** What you need to do **
Reproduce each record exactly.
── Data records ──
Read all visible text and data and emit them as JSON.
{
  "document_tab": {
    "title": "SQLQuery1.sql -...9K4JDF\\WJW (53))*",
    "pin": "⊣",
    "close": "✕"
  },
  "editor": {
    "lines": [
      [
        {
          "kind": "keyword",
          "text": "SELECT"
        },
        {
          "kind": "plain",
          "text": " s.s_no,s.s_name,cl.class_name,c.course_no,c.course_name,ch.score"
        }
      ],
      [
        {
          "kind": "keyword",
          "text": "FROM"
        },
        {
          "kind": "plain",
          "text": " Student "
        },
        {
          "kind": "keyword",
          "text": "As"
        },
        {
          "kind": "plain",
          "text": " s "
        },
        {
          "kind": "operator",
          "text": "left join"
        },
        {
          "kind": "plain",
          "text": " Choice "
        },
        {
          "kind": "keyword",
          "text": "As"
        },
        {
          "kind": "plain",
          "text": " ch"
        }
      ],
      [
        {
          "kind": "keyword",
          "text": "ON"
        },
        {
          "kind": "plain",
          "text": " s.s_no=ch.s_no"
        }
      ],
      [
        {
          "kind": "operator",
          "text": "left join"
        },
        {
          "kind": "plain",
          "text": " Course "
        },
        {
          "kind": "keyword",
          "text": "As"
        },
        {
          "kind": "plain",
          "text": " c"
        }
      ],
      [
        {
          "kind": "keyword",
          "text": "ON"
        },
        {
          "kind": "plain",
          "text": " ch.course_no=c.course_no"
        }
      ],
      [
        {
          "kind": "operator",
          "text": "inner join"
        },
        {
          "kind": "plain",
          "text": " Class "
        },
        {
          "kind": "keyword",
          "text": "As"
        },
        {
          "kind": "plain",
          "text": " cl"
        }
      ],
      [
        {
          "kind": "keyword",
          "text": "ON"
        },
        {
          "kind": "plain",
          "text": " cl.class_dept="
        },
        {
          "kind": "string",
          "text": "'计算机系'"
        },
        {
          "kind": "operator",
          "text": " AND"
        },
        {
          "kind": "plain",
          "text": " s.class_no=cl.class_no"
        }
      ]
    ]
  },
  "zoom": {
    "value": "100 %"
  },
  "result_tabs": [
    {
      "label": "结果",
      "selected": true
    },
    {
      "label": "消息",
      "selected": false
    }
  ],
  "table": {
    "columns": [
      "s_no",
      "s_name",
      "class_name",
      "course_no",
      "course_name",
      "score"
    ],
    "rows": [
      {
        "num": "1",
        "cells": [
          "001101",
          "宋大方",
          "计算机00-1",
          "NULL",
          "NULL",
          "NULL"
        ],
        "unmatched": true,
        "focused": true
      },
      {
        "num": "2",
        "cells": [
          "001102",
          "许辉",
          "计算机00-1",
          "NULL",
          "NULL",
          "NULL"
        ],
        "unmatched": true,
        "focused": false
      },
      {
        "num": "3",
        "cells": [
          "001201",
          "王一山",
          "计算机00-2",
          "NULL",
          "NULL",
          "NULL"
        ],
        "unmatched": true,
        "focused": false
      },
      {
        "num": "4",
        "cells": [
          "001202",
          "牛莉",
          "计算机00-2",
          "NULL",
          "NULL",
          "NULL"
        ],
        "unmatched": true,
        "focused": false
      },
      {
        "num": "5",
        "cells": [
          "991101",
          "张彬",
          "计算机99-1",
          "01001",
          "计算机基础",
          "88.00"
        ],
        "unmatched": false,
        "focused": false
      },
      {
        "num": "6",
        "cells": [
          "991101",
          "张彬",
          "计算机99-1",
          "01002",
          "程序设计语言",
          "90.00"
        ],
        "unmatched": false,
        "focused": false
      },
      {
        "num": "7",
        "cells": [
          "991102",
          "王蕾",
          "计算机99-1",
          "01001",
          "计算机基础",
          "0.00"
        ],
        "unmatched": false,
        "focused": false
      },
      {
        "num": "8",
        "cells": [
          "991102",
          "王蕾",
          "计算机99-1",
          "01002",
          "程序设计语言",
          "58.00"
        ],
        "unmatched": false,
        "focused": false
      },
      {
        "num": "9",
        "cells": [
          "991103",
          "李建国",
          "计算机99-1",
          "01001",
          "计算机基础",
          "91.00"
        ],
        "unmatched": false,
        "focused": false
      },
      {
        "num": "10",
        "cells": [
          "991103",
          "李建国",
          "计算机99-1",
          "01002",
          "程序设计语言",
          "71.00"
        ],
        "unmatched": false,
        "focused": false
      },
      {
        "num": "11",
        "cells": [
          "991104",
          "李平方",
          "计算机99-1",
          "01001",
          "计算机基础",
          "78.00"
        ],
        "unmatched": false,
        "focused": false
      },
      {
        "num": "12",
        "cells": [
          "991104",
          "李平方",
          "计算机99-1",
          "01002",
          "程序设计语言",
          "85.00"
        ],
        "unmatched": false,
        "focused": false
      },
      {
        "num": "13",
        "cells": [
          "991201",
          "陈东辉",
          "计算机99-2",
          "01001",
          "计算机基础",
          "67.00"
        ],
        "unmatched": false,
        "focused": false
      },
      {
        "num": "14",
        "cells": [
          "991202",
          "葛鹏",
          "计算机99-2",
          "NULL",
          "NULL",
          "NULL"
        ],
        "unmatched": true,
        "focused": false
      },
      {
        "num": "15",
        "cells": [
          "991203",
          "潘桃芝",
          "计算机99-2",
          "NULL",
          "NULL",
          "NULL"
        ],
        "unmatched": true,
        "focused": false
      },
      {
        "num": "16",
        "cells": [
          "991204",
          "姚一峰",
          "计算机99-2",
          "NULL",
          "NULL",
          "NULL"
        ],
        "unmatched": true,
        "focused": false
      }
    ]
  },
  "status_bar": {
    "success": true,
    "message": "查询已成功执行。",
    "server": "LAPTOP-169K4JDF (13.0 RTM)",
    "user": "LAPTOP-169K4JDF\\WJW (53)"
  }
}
───
** Result below **
Read all visible text and data and emit them as JSON.
{
  "document_tab": {
    "title": "SQLQuery1.sql -...9K4JDF\\WJW (53))*",
    "pin": "⊣",
    "close": "✕"
  },
  "editor": {
    "lines": [
      [
        {
          "kind": "keyword",
          "text": "SELECT"
        },
        {
          "kind": "plain",
          "text": " s.s_no,s.s_name,cl.class_name,c.course_no,c.course_name,ch.score"
        }
      ],
      [
        {
          "kind": "keyword",
          "text": "FROM"
        },
        {
          "kind": "plain",
          "text": " Student "
        },
        {
          "kind": "keyword",
          "text": "As"
        },
        {
          "kind": "plain",
          "text": " s "
        },
        {
          "kind": "operator",
          "text": "left join"
        },
        {
          "kind": "plain",
          "text": " Choice "
        },
        {
          "kind": "keyword",
          "text": "As"
        },
        {
          "kind": "plain",
          "text": " ch"
        }
      ],
      [
        {
          "kind": "keyword",
          "text": "ON"
        },
        {
          "kind": "plain",
          "text": " s.s_no=ch.s_no"
        }
      ],
      [
        {
          "kind": "operator",
          "text": "left join"
        },
        {
          "kind": "plain",
          "text": " Course "
        },
        {
          "kind": "keyword",
          "text": "As"
        },
        {
          "kind": "plain",
          "text": " c"
        }
      ],
      [
        {
          "kind": "keyword",
          "text": "ON"
        },
        {
          "kind": "plain",
          "text": " ch.course_no=c.course_no"
        }
      ],
      [
        {
          "kind": "operator",
          "text": "inner join"
        },
        {
          "kind": "plain",
          "text": " Class "
        },
        {
          "kind": "keyword",
          "text": "As"
        },
        {
          "kind": "plain",
          "text": " cl"
        }
      ],
      [
        {
          "kind": "keyword",
          "text": "ON"
        },
        {
          "kind": "plain",
          "text": " cl.class_dept="
        },
        {
          "kind": "string",
          "text": "'计算机系'"
        },
        {
          "kind": "operator",
          "text": " AND"
        },
        {
          "kind": "plain",
          "text": " s.class_no=cl.class_no"
        }
      ]
    ]
  },
  "zoom": {
    "value": "100 %"
  },
  "result_tabs": [
    {
      "label": "结果",
      "selected": true
    },
    {
      "label": "消息",
      "selected": false
    }
  ],
  "table": {
    "columns": [
      "s_no",
      "s_name",
      "class_name",
      "course_no",
      "course_name",
      "score"
    ],
    "rows": [
      {
        "num": "1",
        "cells": [
          "001101",
          "宋大方",
          "计算机00-1",
          "NULL",
          "NULL",
          "NULL"
        ],
        "unmatched": true,
        "focused": true
      },
      {
        "num": "2",
        "cells": [
          "001102",
          "许辉",
          "计算机00-1",
          "NULL",
          "NULL",
          "NULL"
        ],
        "unmatched": true,
        "focused": false
      },
      {
        "num": "3",
        "cells": [
          "001201",
          "王一山",
          "计算机00-2",
          "NULL",
          "NULL",
          "NULL"
        ],
        "unmatched": true,
        "focused": false
      },
      {
        "num": "4",
        "cells": [
          "001202",
          "牛莉",
          "计算机00-2",
          "NULL",
          "NULL",
          "NULL"
        ],
        "unmatched": true,
        "focused": false
      },
      {
        "num": "5",
        "cells": [
          "991101",
          "张彬",
          "计算机99-1",
          "01001",
          "计算机基础",
          "88.00"
        ],
        "unmatched": false,
        "focused": false
      },
      {
        "num": "6",
        "cells": [
          "991101",
          "张彬",
          "计算机99-1",
          "01002",
          "程序设计语言",
          "90.00"
        ],
        "unmatched": false,
        "focused": false
      },
      {
        "num": "7",
        "cells": [
          "991102",
          "王蕾",
          "计算机99-1",
          "01001",
          "计算机基础",
          "0.00"
        ],
        "unmatched": false,
        "focused": false
      },
      {
        "num": "8",
        "cells": [
          "991102",
          "王蕾",
          "计算机99-1",
          "01002",
          "程序设计语言",
          "58.00"
        ],
        "unmatched": false,
        "focused": false
      },
      {
        "num": "9",
        "cells": [
          "991103",
          "李建国",
          "计算机99-1",
          "01001",
          "计算机基础",
          "91.00"
        ],
        "unmatched": false,
        "focused": false
      },
      {
        "num": "10",
        "cells": [
          "991103",
          "李建国",
          "计算机99-1",
          "01002",
          "程序设计语言",
          "71.00"
        ],
        "unmatched": false,
        "focused": false
      },
      {
        "num": "11",
        "cells": [
          "991104",
          "李平方",
          "计算机99-1",
          "01001",
          "计算机基础",
          "78.00"
        ],
        "unmatched": false,
        "focused": false
      },
      {
        "num": "12",
        "cells": [
          "991104",
          "李平方",
          "计算机99-1",
          "01002",
          "程序设计语言",
          "85.00"
        ],
        "unmatched": false,
        "focused": false
      },
      {
        "num": "13",
        "cells": [
          "991201",
          "陈东辉",
          "计算机99-2",
          "01001",
          "计算机基础",
          "67.00"
        ],
        "unmatched": false,
        "focused": false
      },
      {
        "num": "14",
        "cells": [
          "991202",
          "葛鹏",
          "计算机99-2",
          "NULL",
          "NULL",
          "NULL"
        ],
        "unmatched": true,
        "focused": false
      },
      {
        "num": "15",
        "cells": [
          "991203",
          "潘桃芝",
          "计算机99-2",
          "NULL",
          "NULL",
          "NULL"
        ],
        "unmatched": true,
        "focused": false
      },
      {
        "num": "16",
        "cells": [
          "991204",
          "姚一峰",
          "计算机99-2",
          "NULL",
          "NULL",
          "NULL"
        ],
        "unmatched": true,
        "focused": false
      }
    ]
  },
  "status_bar": {
    "success": true,
    "message": "查询已成功执行。",
    "server": "LAPTOP-169K4JDF (13.0 RTM)",
    "user": "LAPTOP-169K4JDF\\WJW (53)"
  }
}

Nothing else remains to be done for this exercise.